- Problem to work on
Write out the full listing exactly as given, minus the images.

[Records about charts and figures]
--- BEGIN ---

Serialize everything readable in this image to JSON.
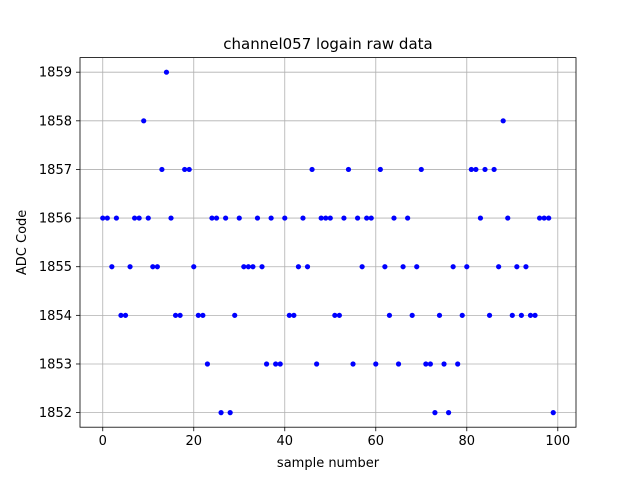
{
  "chart_data": {
    "type": "scatter",
    "title": "channel057 logain raw data",
    "xlabel": "sample number",
    "ylabel": "ADC Code",
    "xlim": [
      -5,
      104
    ],
    "ylim": [
      1851.7,
      1859.3
    ],
    "xticks": [
      0,
      20,
      40,
      60,
      80,
      100
    ],
    "yticks": [
      1852,
      1853,
      1854,
      1855,
      1856,
      1857,
      1858,
      1859
    ],
    "grid": true,
    "marker_color": "#0000ff",
    "series": [
      {
        "x": [
          0,
          1,
          2,
          3,
          4,
          5,
          6,
          7,
          8,
          9,
          10,
          11,
          12,
          13,
          14,
          15,
          16,
          17,
          18,
          19,
          20,
          21,
          22,
          23,
          24,
          25,
          26,
          27,
          28,
          29,
          30,
          31,
          32,
          33,
          34,
          35,
          36,
          37,
          38,
          39,
          40,
          41,
          42,
          43,
          44,
          45,
          46,
          47,
          48,
          49,
          50,
          51,
          52,
          53,
          54,
          55,
          56,
          57,
          58,
          59,
          60,
          61,
          62,
          63,
          64,
          65,
          66,
          67,
          68,
          69,
          70,
          71,
          72,
          73,
          74,
          75,
          76,
          77,
          78,
          79,
          80,
          81,
          82,
          83,
          84,
          85,
          86,
          87,
          88,
          89,
          90,
          91,
          92,
          93,
          94,
          95,
          96,
          97,
          98,
          99
        ],
        "y": [
          1856,
          1856,
          1855,
          1856,
          1854,
          1854,
          1855,
          1856,
          1856,
          1858,
          1856,
          1855,
          1855,
          1857,
          1859,
          1856,
          1854,
          1854,
          1857,
          1857,
          1855,
          1854,
          1854,
          1853,
          1856,
          1856,
          1852,
          1856,
          1852,
          1854,
          1856,
          1855,
          1855,
          1855,
          1856,
          1855,
          1853,
          1856,
          1853,
          1853,
          1856,
          1854,
          1854,
          1855,
          1856,
          1855,
          1857,
          1853,
          1856,
          1856,
          1856,
          1854,
          1854,
          1856,
          1857,
          1853,
          1856,
          1855,
          1856,
          1856,
          1853,
          1857,
          1855,
          1854,
          1856,
          1853,
          1855,
          1856,
          1854,
          1855,
          1857,
          1853,
          1853,
          1852,
          1854,
          1853,
          1852,
          1855,
          1853,
          1854,
          1855,
          1857,
          1857,
          1856,
          1857,
          1854,
          1857,
          1855,
          1858,
          1856,
          1854,
          1855,
          1854,
          1855,
          1854,
          1854,
          1856,
          1856,
          1856,
          1852
        ]
      }
    ]
  }
}
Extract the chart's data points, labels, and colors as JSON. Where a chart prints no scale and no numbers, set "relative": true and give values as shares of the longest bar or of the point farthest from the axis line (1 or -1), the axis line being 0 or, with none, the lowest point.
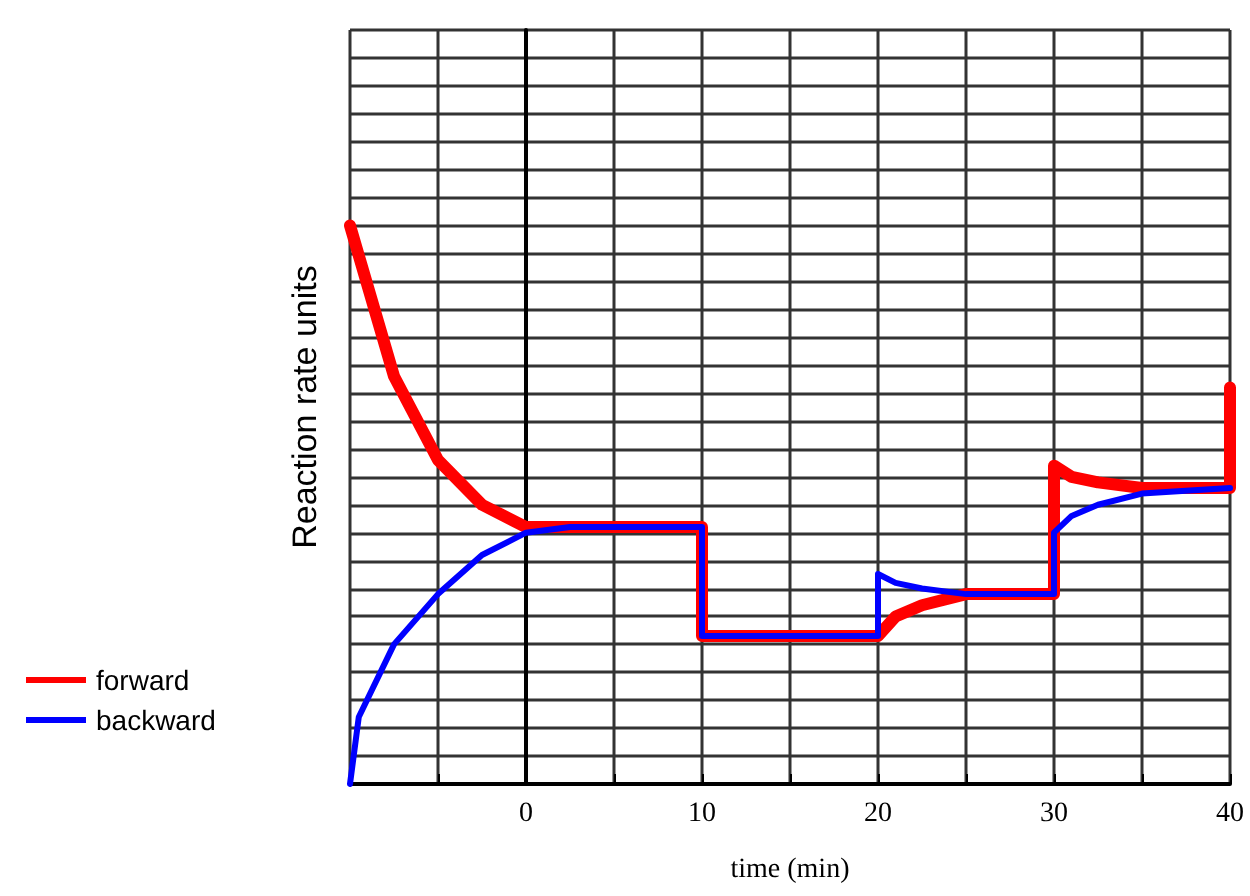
{
  "chart_data": {
    "type": "line",
    "relative": true,
    "xlabel": "time (min)",
    "ylabel": "Reaction rate units",
    "xlim": [
      -10,
      40
    ],
    "xticks": [
      {
        "value": -10,
        "label": null
      },
      {
        "value": -5,
        "label": null
      },
      0,
      {
        "value": 5,
        "label": null
      },
      10,
      {
        "value": 15,
        "label": null
      },
      20,
      {
        "value": 25,
        "label": null
      },
      30,
      {
        "value": 35,
        "label": null
      },
      40
    ],
    "grid": true,
    "legend": "bottom left",
    "marker": "none",
    "line_style": "solid",
    "series": [
      {
        "name": "forward",
        "color": "#ff0000",
        "x": [
          -10,
          -7.5,
          -5,
          -2.5,
          0,
          2.5,
          10,
          10,
          15,
          20,
          21,
          22.5,
          25,
          30,
          30,
          31,
          32.5,
          35,
          40,
          40
        ],
        "values": [
          1,
          0.73,
          0.58,
          0.5,
          0.46,
          0.46,
          0.46,
          0.265,
          0.265,
          0.265,
          0.3,
          0.32,
          0.34,
          0.34,
          0.57,
          0.55,
          0.54,
          0.53,
          0.53,
          0.71
        ]
      },
      {
        "name": "backward",
        "color": "#0000ff",
        "x": [
          -10,
          -9.5,
          -7.5,
          -5,
          -2.5,
          0,
          2.5,
          10,
          10,
          15,
          20,
          20,
          21,
          22.5,
          25,
          30,
          30,
          31,
          32.5,
          35,
          40
        ],
        "values": [
          0,
          0.12,
          0.25,
          0.34,
          0.41,
          0.45,
          0.46,
          0.46,
          0.265,
          0.265,
          0.265,
          0.376,
          0.36,
          0.35,
          0.34,
          0.34,
          0.45,
          0.48,
          0.5,
          0.52,
          0.53
        ]
      }
    ]
  }
}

--- END ---

- In response
Serialize everything readable in this image to JSON.
{
  "chart_data": {
    "type": "scatter",
    "title": "channel057 logain raw data",
    "xlabel": "sample number",
    "ylabel": "ADC Code",
    "xlim": [
      -5,
      104
    ],
    "ylim": [
      1851.7,
      1859.3
    ],
    "xticks": [
      0,
      20,
      40,
      60,
      80,
      100
    ],
    "yticks": [
      1852,
      1853,
      1854,
      1855,
      1856,
      1857,
      1858,
      1859
    ],
    "grid": true,
    "marker_color": "#0000ff",
    "series": [
      {
        "x": [
          0,
          1,
          2,
          3,
          4,
          5,
          6,
          7,
          8,
          9,
          10,
          11,
          12,
          13,
          14,
          15,
          16,
          17,
          18,
          19,
          20,
          21,
          22,
          23,
          24,
          25,
          26,
          27,
          28,
          29,
          30,
          31,
          32,
          33,
          34,
          35,
          36,
          37,
          38,
          39,
          40,
          41,
          42,
          43,
          44,
          45,
          46,
          47,
          48,
          49,
          50,
          51,
          52,
          53,
          54,
          55,
          56,
          57,
          58,
          59,
          60,
          61,
          62,
          63,
          64,
          65,
          66,
          67,
          68,
          69,
          70,
          71,
          72,
          73,
          74,
          75,
          76,
          77,
          78,
          79,
          80,
          81,
          82,
          83,
          84,
          85,
          86,
          87,
          88,
          89,
          90,
          91,
          92,
          93,
          94,
          95,
          96,
          97,
          98,
          99
        ],
        "y": [
          1856,
          1856,
          1855,
          1856,
          1854,
          1854,
          1855,
          1856,
          1856,
          1858,
          1856,
          1855,
          1855,
          1857,
          1859,
          1856,
          1854,
          1854,
          1857,
          1857,
          1855,
          1854,
          1854,
          1853,
          1856,
          1856,
          1852,
          1856,
          1852,
          1854,
          1856,
          1855,
          1855,
          1855,
          1856,
          1855,
          1853,
          1856,
          1853,
          1853,
          1856,
          1854,
          1854,
          1855,
          1856,
          1855,
          1857,
          1853,
          1856,
          1856,
          1856,
          1854,
          1854,
          1856,
          1857,
          1853,
          1856,
          1855,
          1856,
          1856,
          1853,
          1857,
          1855,
          1854,
          1856,
          1853,
          1855,
          1856,
          1854,
          1855,
          1857,
          1853,
          1853,
          1852,
          1854,
          1853,
          1852,
          1855,
          1853,
          1854,
          1855,
          1857,
          1857,
          1856,
          1857,
          1854,
          1857,
          1855,
          1858,
          1856,
          1854,
          1855,
          1854,
          1855,
          1854,
          1854,
          1856,
          1856,
          1856,
          1852
        ]
      }
    ]
  }
}
Extract the chart's data points, labels, and colors as JSON. Where a chart prints no scale and no numbers, set "relative": true and give values as shares of the longest bar or of the point farthest from the axis line (1 or -1), the axis line being 0 or, with none, the lowest point.
{
  "chart_data": {
    "type": "line",
    "relative": true,
    "xlabel": "time (min)",
    "ylabel": "Reaction rate units",
    "xlim": [
      -10,
      40
    ],
    "xticks": [
      {
        "value": -10,
        "label": null
      },
      {
        "value": -5,
        "label": null
      },
      0,
      {
        "value": 5,
        "label": null
      },
      10,
      {
        "value": 15,
        "label": null
      },
      20,
      {
        "value": 25,
        "label": null
      },
      30,
      {
        "value": 35,
        "label": null
      },
      40
    ],
    "grid": true,
    "legend": "bottom left",
    "marker": "none",
    "line_style": "solid",
    "series": [
      {
        "name": "forward",
        "color": "#ff0000",
        "x": [
          -10,
          -7.5,
          -5,
          -2.5,
          0,
          2.5,
          10,
          10,
          15,
          20,
          21,
          22.5,
          25,
          30,
          30,
          31,
          32.5,
          35,
          40,
          40
        ],
        "values": [
          1,
          0.73,
          0.58,
          0.5,
          0.46,
          0.46,
          0.46,
          0.265,
          0.265,
          0.265,
          0.3,
          0.32,
          0.34,
          0.34,
          0.57,
          0.55,
          0.54,
          0.53,
          0.53,
          0.71
        ]
      },
      {
        "name": "backward",
        "color": "#0000ff",
        "x": [
          -10,
          -9.5,
          -7.5,
          -5,
          -2.5,
          0,
          2.5,
          10,
          10,
          15,
          20,
          20,
          21,
          22.5,
          25,
          30,
          30,
          31,
          32.5,
          35,
          40
        ],
        "values": [
          0,
          0.12,
          0.25,
          0.34,
          0.41,
          0.45,
          0.46,
          0.46,
          0.265,
          0.265,
          0.265,
          0.376,
          0.36,
          0.35,
          0.34,
          0.34,
          0.45,
          0.48,
          0.5,
          0.52,
          0.53
        ]
      }
    ]
  }
}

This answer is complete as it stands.